**INPUT:**
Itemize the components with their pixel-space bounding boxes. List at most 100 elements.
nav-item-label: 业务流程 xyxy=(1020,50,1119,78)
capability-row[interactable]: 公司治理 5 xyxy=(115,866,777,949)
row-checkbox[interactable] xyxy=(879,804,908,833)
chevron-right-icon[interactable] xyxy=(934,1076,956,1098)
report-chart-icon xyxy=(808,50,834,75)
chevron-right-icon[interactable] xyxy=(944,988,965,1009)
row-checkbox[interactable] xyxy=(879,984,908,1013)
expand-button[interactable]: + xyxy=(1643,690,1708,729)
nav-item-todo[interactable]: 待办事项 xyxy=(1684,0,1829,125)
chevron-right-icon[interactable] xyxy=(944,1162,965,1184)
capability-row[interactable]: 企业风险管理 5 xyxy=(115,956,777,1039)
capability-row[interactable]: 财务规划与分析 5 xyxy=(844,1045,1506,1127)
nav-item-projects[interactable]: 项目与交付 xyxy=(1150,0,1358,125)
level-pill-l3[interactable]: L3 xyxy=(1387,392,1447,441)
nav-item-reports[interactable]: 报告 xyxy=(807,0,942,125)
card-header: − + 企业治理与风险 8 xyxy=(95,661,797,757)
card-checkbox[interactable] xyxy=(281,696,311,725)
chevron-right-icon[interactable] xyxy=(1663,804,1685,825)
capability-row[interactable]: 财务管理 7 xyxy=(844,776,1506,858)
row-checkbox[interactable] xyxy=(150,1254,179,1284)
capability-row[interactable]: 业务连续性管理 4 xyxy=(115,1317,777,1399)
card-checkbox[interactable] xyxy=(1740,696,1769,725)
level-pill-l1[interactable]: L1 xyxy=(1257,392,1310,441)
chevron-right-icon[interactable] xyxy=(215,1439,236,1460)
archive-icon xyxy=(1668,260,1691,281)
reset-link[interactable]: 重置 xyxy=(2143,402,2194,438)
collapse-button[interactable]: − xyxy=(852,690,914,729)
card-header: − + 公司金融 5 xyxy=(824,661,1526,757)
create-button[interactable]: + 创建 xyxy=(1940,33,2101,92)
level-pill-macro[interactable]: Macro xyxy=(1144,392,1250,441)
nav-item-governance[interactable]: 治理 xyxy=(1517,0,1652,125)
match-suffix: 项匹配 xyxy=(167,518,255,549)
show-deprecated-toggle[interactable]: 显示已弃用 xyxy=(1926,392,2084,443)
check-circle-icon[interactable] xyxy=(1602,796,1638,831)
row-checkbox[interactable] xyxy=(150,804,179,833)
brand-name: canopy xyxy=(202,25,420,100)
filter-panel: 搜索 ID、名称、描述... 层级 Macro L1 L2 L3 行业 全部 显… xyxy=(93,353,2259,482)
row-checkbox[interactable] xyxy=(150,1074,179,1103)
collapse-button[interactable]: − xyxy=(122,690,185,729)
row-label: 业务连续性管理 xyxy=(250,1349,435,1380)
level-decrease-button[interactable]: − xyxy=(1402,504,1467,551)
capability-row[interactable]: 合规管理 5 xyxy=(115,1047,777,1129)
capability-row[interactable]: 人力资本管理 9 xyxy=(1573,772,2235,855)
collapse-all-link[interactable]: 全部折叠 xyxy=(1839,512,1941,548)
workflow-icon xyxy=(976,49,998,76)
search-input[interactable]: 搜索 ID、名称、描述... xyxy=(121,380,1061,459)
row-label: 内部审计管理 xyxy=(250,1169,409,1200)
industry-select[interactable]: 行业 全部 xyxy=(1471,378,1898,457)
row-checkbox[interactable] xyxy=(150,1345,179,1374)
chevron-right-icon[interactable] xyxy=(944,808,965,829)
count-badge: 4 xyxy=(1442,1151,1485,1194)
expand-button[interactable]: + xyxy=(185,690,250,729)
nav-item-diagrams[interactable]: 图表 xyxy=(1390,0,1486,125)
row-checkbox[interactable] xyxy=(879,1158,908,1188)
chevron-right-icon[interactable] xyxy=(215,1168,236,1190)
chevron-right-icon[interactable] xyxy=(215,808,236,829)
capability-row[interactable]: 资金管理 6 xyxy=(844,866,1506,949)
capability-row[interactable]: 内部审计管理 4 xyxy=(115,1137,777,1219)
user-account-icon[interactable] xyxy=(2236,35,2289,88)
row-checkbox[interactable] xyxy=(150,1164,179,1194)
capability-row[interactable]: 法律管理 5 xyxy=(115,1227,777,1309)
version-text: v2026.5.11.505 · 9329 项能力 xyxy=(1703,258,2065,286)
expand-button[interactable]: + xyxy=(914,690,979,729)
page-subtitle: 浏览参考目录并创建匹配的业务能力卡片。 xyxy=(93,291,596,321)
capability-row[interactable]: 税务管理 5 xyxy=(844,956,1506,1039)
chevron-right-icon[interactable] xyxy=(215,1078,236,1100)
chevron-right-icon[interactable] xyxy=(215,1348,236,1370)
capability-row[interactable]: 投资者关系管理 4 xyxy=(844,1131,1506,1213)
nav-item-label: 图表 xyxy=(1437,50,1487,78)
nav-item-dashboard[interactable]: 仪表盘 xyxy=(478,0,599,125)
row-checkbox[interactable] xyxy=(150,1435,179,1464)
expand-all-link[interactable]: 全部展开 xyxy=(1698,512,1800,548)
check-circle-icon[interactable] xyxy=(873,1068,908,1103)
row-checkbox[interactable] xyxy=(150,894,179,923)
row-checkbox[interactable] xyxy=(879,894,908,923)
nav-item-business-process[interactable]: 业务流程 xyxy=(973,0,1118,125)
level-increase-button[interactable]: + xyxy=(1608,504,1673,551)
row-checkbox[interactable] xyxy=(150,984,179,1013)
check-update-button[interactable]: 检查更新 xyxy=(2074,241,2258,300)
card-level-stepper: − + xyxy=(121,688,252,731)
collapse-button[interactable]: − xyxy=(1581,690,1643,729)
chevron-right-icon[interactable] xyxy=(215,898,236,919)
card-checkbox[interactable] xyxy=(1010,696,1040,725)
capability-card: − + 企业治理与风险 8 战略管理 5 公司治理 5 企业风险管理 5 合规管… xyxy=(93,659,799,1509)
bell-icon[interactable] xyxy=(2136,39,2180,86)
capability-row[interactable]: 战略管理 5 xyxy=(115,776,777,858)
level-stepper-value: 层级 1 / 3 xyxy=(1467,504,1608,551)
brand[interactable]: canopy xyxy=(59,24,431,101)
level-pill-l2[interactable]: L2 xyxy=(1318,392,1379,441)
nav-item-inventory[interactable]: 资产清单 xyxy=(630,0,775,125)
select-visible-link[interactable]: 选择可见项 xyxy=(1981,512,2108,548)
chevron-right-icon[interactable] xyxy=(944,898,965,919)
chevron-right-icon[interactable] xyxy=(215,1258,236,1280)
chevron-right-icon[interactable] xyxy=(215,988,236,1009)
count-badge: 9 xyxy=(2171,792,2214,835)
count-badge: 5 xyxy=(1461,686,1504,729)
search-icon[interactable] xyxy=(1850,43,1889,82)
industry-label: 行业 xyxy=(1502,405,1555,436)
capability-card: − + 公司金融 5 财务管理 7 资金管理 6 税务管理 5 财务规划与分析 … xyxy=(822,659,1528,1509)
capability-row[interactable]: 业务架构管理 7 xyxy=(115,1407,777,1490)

**TASK DIRECTIONS:** Repeat every row above word for word, with no changes.

**COMPLETE RESPONSE:**
Itemize the components with their pixel-space bounding boxes. List at most 100 elements.
nav-item-label: 业务流程 xyxy=(1020,50,1119,78)
capability-row[interactable]: 公司治理 5 xyxy=(115,866,777,949)
row-checkbox[interactable] xyxy=(879,804,908,833)
chevron-right-icon[interactable] xyxy=(934,1076,956,1098)
report-chart-icon xyxy=(808,50,834,75)
chevron-right-icon[interactable] xyxy=(944,988,965,1009)
row-checkbox[interactable] xyxy=(879,984,908,1013)
expand-button[interactable]: + xyxy=(1643,690,1708,729)
nav-item-todo[interactable]: 待办事项 xyxy=(1684,0,1829,125)
chevron-right-icon[interactable] xyxy=(944,1162,965,1184)
capability-row[interactable]: 企业风险管理 5 xyxy=(115,956,777,1039)
capability-row[interactable]: 财务规划与分析 5 xyxy=(844,1045,1506,1127)
nav-item-projects[interactable]: 项目与交付 xyxy=(1150,0,1358,125)
level-pill-l3[interactable]: L3 xyxy=(1387,392,1447,441)
nav-item-reports[interactable]: 报告 xyxy=(807,0,942,125)
card-header: − + 企业治理与风险 8 xyxy=(95,661,797,757)
card-checkbox[interactable] xyxy=(281,696,311,725)
chevron-right-icon[interactable] xyxy=(1663,804,1685,825)
capability-row[interactable]: 财务管理 7 xyxy=(844,776,1506,858)
row-checkbox[interactable] xyxy=(150,1254,179,1284)
capability-row[interactable]: 业务连续性管理 4 xyxy=(115,1317,777,1399)
card-checkbox[interactable] xyxy=(1740,696,1769,725)
level-pill-l1[interactable]: L1 xyxy=(1257,392,1310,441)
chevron-right-icon[interactable] xyxy=(215,1439,236,1460)
archive-icon xyxy=(1668,260,1691,281)
reset-link[interactable]: 重置 xyxy=(2143,402,2194,438)
collapse-button[interactable]: − xyxy=(852,690,914,729)
card-header: − + 公司金融 5 xyxy=(824,661,1526,757)
create-button[interactable]: + 创建 xyxy=(1940,33,2101,92)
level-pill-macro[interactable]: Macro xyxy=(1144,392,1250,441)
nav-item-governance[interactable]: 治理 xyxy=(1517,0,1652,125)
match-suffix: 项匹配 xyxy=(167,518,255,549)
show-deprecated-toggle[interactable]: 显示已弃用 xyxy=(1926,392,2084,443)
check-circle-icon[interactable] xyxy=(1602,796,1638,831)
row-checkbox[interactable] xyxy=(150,804,179,833)
brand-name: canopy xyxy=(202,25,420,100)
filter-panel: 搜索 ID、名称、描述... 层级 Macro L1 L2 L3 行业 全部 显… xyxy=(93,353,2259,482)
row-checkbox[interactable] xyxy=(150,1074,179,1103)
collapse-button[interactable]: − xyxy=(122,690,185,729)
row-label: 业务连续性管理 xyxy=(250,1349,435,1380)
level-decrease-button[interactable]: − xyxy=(1402,504,1467,551)
capability-row[interactable]: 合规管理 5 xyxy=(115,1047,777,1129)
capability-row[interactable]: 人力资本管理 9 xyxy=(1573,772,2235,855)
collapse-all-link[interactable]: 全部折叠 xyxy=(1839,512,1941,548)
workflow-icon xyxy=(976,49,998,76)
search-input[interactable]: 搜索 ID、名称、描述... xyxy=(121,380,1061,459)
row-label: 内部审计管理 xyxy=(250,1169,409,1200)
industry-select[interactable]: 行业 全部 xyxy=(1471,378,1898,457)
row-checkbox[interactable] xyxy=(150,1345,179,1374)
chevron-right-icon[interactable] xyxy=(944,808,965,829)
count-badge: 4 xyxy=(1442,1151,1485,1194)
expand-button[interactable]: + xyxy=(185,690,250,729)
nav-item-diagrams[interactable]: 图表 xyxy=(1390,0,1486,125)
row-checkbox[interactable] xyxy=(879,1158,908,1188)
chevron-right-icon[interactable] xyxy=(215,1168,236,1190)
chevron-right-icon[interactable] xyxy=(215,808,236,829)
capability-row[interactable]: 资金管理 6 xyxy=(844,866,1506,949)
capability-row[interactable]: 内部审计管理 4 xyxy=(115,1137,777,1219)
user-account-icon[interactable] xyxy=(2236,35,2289,88)
row-checkbox[interactable] xyxy=(150,1164,179,1194)
capability-row[interactable]: 法律管理 5 xyxy=(115,1227,777,1309)
version-text: v2026.5.11.505 · 9329 项能力 xyxy=(1703,258,2065,286)
expand-button[interactable]: + xyxy=(914,690,979,729)
page-subtitle: 浏览参考目录并创建匹配的业务能力卡片。 xyxy=(93,291,596,321)
capability-row[interactable]: 税务管理 5 xyxy=(844,956,1506,1039)
chevron-right-icon[interactable] xyxy=(215,1078,236,1100)
chevron-right-icon[interactable] xyxy=(215,1348,236,1370)
capability-row[interactable]: 投资者关系管理 4 xyxy=(844,1131,1506,1213)
nav-item-label: 图表 xyxy=(1437,50,1487,78)
nav-item-dashboard[interactable]: 仪表盘 xyxy=(478,0,599,125)
row-checkbox[interactable] xyxy=(150,1435,179,1464)
expand-all-link[interactable]: 全部展开 xyxy=(1698,512,1800,548)
check-circle-icon[interactable] xyxy=(873,1068,908,1103)
row-checkbox[interactable] xyxy=(150,894,179,923)
row-checkbox[interactable] xyxy=(879,894,908,923)
nav-item-business-process[interactable]: 业务流程 xyxy=(973,0,1118,125)
level-increase-button[interactable]: + xyxy=(1608,504,1673,551)
row-checkbox[interactable] xyxy=(150,984,179,1013)
check-update-button[interactable]: 检查更新 xyxy=(2074,241,2258,300)
card-level-stepper: − + xyxy=(121,688,252,731)
collapse-button[interactable]: − xyxy=(1581,690,1643,729)
chevron-right-icon[interactable] xyxy=(215,898,236,919)
card-checkbox[interactable] xyxy=(1010,696,1040,725)
capability-card: − + 企业治理与风险 8 战略管理 5 公司治理 5 企业风险管理 5 合规管… xyxy=(93,659,799,1509)
bell-icon[interactable] xyxy=(2136,39,2180,86)
capability-row[interactable]: 战略管理 5 xyxy=(115,776,777,858)
level-stepper-value: 层级 1 / 3 xyxy=(1467,504,1608,551)
brand[interactable]: canopy xyxy=(59,24,431,101)
level-pill-l2[interactable]: L2 xyxy=(1318,392,1379,441)
nav-item-inventory[interactable]: 资产清单 xyxy=(630,0,775,125)
select-visible-link[interactable]: 选择可见项 xyxy=(1981,512,2108,548)
chevron-right-icon[interactable] xyxy=(944,898,965,919)
chevron-right-icon[interactable] xyxy=(215,1258,236,1280)
chevron-right-icon[interactable] xyxy=(215,988,236,1009)
count-badge: 9 xyxy=(2171,792,2214,835)
count-badge: 5 xyxy=(1461,686,1504,729)
search-icon[interactable] xyxy=(1850,43,1889,82)
industry-label: 行业 xyxy=(1502,405,1555,436)
capability-card: − + 公司金融 5 财务管理 7 资金管理 6 税务管理 5 财务规划与分析 … xyxy=(822,659,1528,1509)
capability-row[interactable]: 业务架构管理 7 xyxy=(115,1407,777,1490)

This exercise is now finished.